Return all lines from the listing below in which the string "text" occurs.

**Data in this exercise:**
::::
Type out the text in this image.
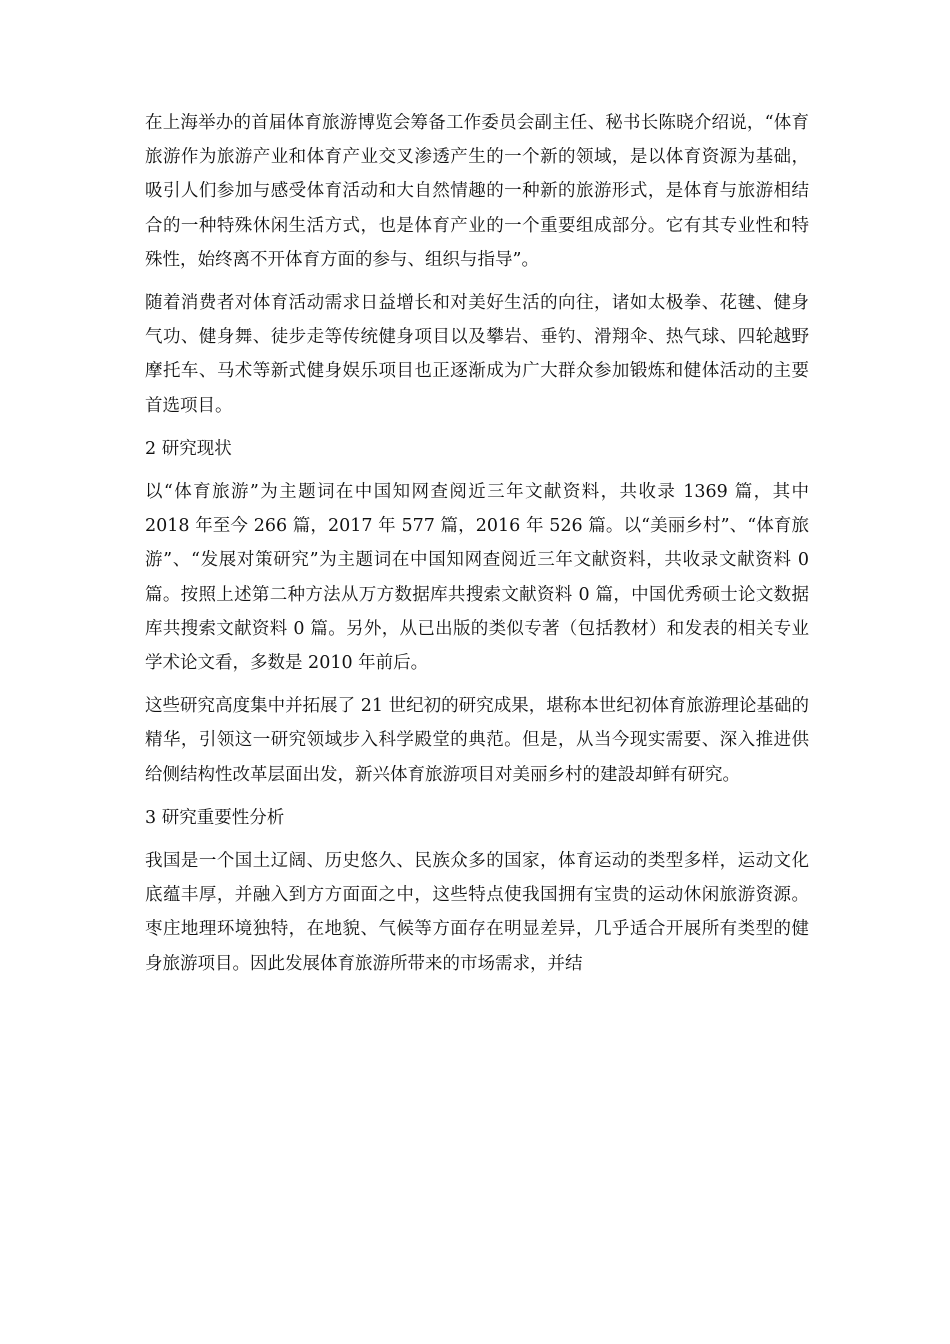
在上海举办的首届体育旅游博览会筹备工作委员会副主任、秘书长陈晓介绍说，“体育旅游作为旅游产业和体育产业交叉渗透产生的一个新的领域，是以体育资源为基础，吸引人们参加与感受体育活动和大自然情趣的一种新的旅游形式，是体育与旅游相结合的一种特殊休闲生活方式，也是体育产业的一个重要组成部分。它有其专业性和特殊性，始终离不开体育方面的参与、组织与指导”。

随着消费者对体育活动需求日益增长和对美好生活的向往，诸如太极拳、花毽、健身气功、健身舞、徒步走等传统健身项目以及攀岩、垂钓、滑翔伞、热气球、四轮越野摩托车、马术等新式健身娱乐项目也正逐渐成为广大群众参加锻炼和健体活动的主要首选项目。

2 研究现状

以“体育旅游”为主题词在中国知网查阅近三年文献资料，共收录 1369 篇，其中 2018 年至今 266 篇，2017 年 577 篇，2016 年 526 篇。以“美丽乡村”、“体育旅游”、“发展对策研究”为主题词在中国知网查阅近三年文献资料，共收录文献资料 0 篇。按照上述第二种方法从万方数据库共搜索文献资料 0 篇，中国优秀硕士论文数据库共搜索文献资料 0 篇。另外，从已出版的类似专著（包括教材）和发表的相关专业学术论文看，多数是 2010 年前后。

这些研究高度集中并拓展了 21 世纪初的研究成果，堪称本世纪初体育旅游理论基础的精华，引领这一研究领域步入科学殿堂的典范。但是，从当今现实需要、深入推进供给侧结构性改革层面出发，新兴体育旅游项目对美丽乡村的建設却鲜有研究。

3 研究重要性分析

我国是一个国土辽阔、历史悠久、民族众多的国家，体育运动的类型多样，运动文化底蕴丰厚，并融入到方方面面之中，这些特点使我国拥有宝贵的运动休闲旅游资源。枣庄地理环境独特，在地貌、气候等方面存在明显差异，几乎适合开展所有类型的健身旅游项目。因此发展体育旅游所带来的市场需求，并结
::::
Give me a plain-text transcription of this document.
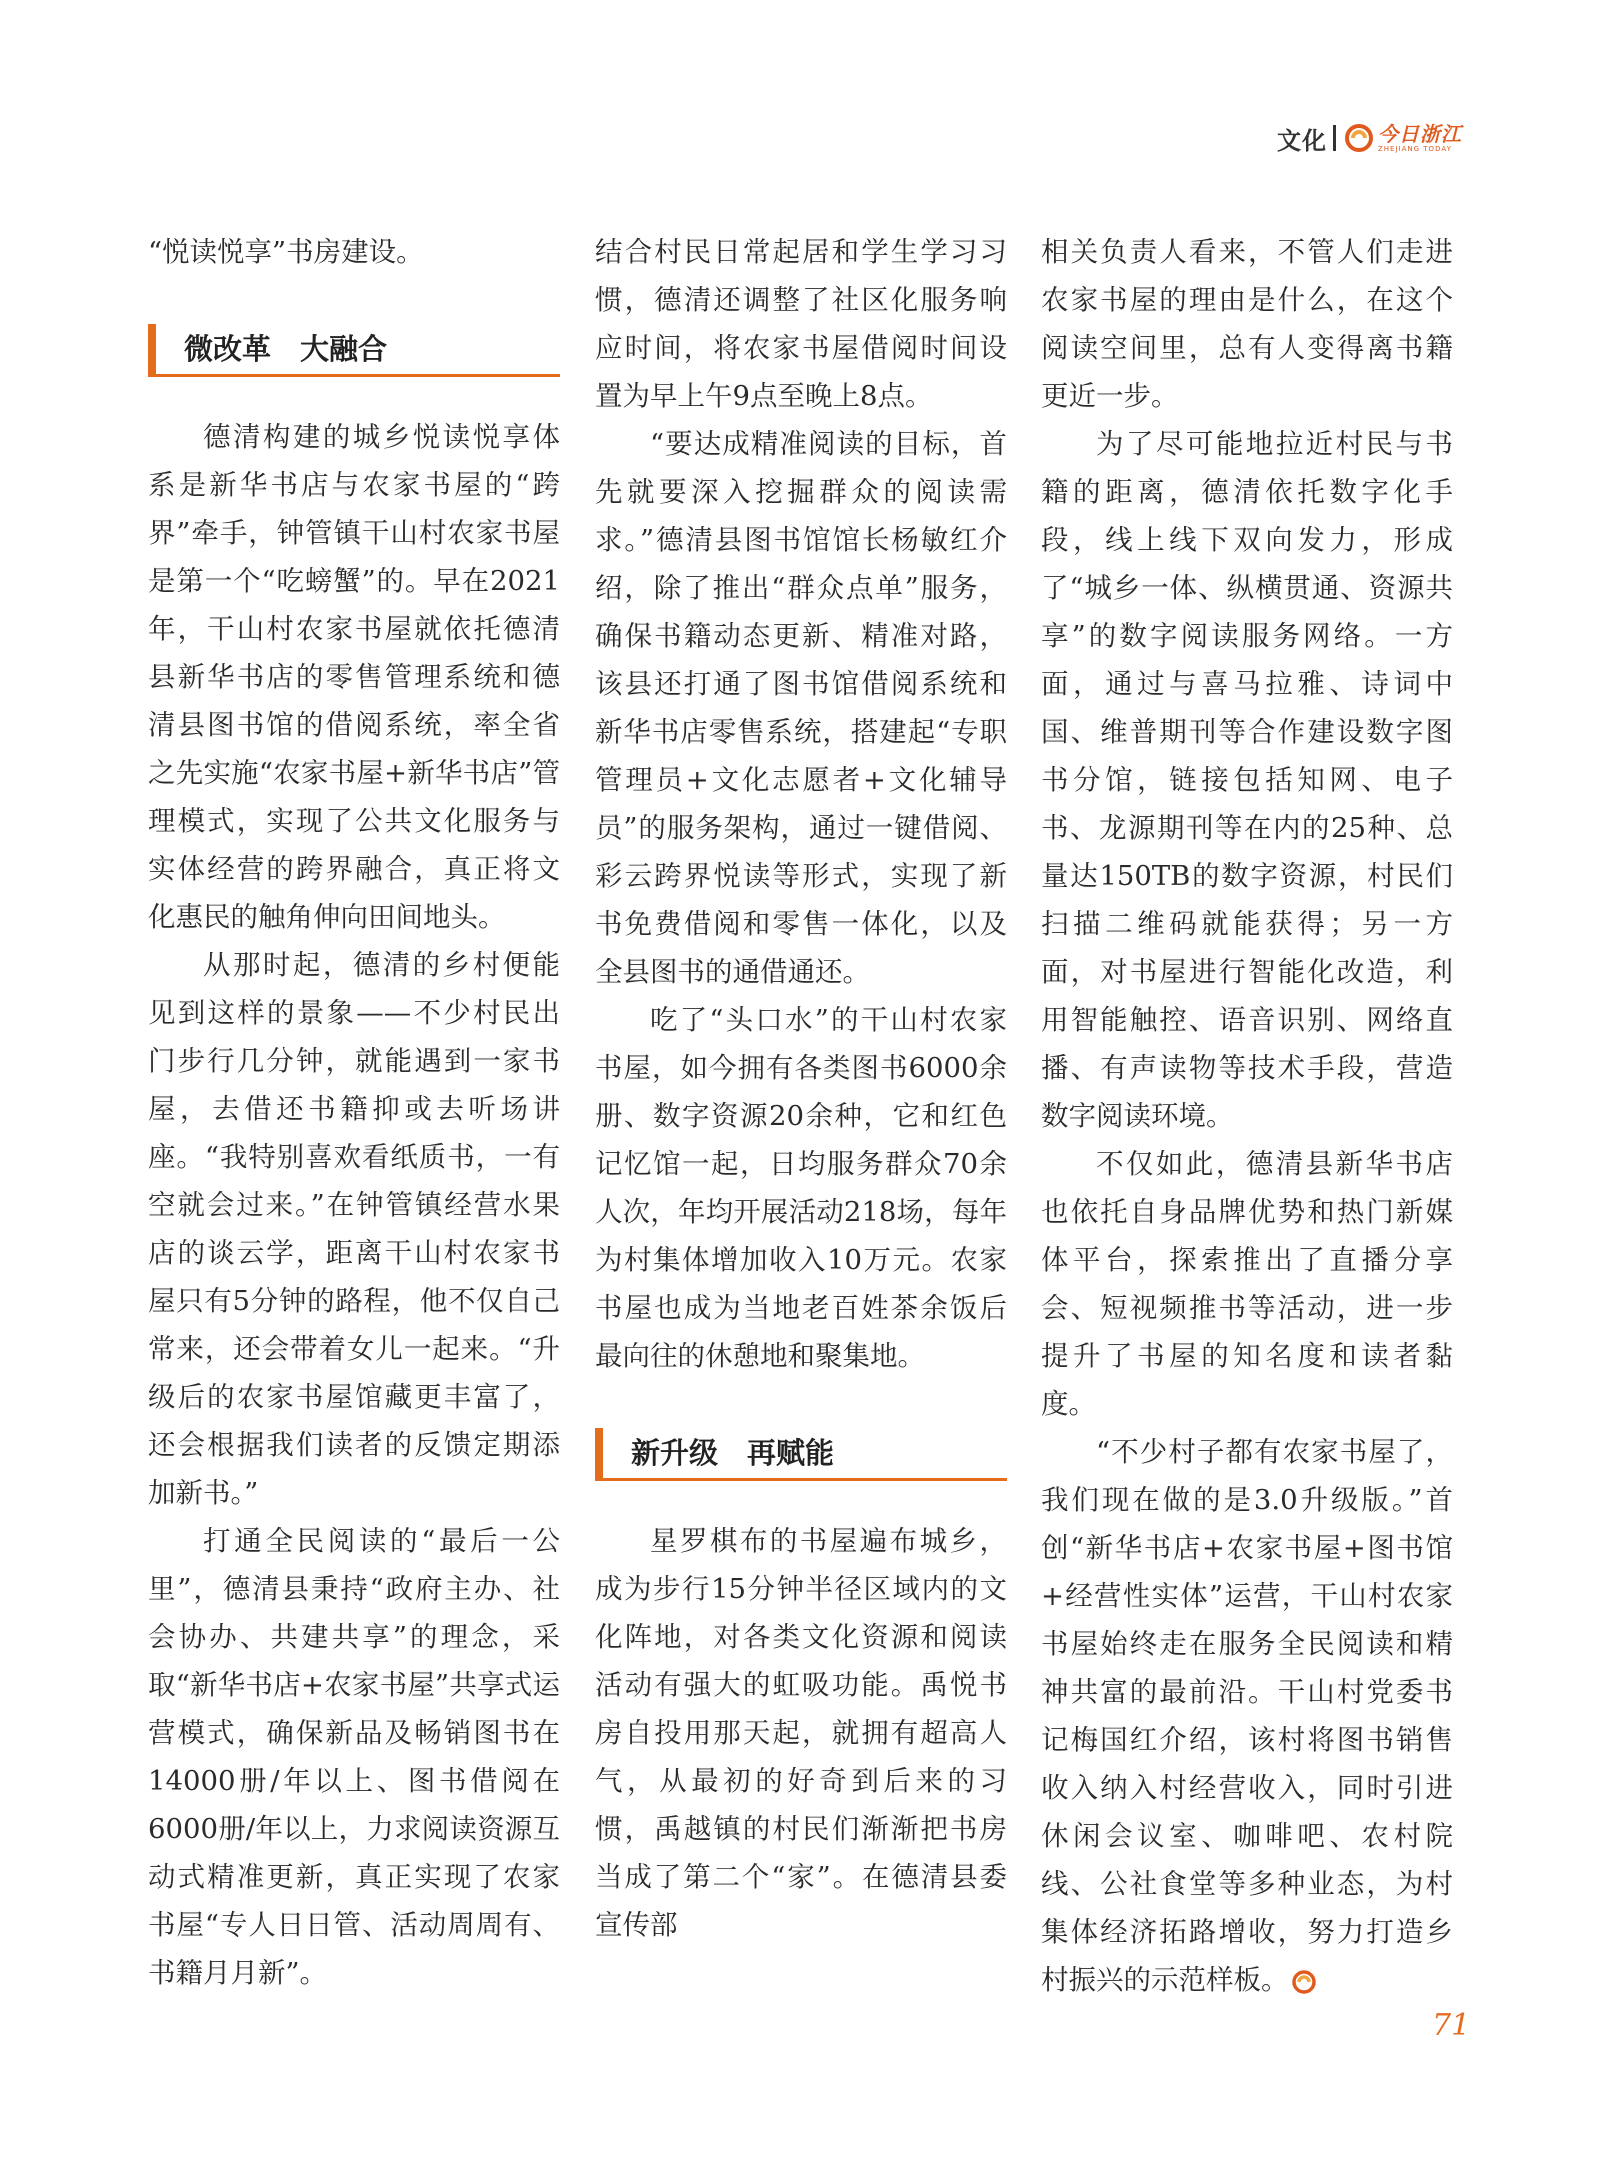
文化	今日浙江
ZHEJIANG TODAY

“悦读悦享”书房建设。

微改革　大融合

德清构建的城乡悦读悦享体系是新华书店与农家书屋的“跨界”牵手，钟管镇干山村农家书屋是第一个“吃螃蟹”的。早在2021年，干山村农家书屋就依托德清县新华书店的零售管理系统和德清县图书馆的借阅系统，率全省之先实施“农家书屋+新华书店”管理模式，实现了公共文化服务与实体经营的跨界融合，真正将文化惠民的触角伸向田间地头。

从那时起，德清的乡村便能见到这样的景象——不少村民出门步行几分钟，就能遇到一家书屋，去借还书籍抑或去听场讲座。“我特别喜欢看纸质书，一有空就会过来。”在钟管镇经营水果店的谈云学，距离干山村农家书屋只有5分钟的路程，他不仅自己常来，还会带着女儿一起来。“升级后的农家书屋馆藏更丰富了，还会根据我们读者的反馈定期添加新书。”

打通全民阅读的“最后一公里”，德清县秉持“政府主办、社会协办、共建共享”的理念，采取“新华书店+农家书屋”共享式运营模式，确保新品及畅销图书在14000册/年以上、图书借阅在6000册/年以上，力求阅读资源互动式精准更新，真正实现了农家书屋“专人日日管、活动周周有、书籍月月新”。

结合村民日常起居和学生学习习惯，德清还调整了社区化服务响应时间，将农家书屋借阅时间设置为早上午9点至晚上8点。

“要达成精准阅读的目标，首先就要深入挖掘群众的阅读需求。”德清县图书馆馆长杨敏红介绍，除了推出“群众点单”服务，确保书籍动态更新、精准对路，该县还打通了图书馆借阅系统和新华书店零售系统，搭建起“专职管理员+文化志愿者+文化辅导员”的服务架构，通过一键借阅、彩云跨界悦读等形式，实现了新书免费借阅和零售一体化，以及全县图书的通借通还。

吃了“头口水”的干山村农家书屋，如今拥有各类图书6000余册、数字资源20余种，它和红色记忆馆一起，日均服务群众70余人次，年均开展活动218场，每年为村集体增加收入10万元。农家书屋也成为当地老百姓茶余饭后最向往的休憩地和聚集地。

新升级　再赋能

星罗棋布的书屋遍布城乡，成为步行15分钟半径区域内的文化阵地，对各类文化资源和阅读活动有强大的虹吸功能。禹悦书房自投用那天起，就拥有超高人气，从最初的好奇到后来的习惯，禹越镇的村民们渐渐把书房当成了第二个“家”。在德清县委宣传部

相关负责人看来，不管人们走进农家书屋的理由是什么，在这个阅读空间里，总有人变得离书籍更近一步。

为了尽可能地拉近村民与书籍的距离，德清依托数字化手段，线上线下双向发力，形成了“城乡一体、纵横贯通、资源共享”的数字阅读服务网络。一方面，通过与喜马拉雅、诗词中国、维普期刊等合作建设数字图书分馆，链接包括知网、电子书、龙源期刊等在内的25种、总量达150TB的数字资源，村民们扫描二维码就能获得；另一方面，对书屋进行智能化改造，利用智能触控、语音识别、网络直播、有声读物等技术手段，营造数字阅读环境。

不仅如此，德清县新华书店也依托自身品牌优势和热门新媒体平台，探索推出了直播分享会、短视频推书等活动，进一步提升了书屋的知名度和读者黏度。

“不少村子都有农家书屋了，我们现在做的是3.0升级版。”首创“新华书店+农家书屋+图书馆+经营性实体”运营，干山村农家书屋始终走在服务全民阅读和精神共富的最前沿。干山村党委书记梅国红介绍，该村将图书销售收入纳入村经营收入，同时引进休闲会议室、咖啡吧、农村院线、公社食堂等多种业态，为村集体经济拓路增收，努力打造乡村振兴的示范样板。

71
::::
**Task solution:**
Type out the text in this image.
Give me a plain-text transcription of this document.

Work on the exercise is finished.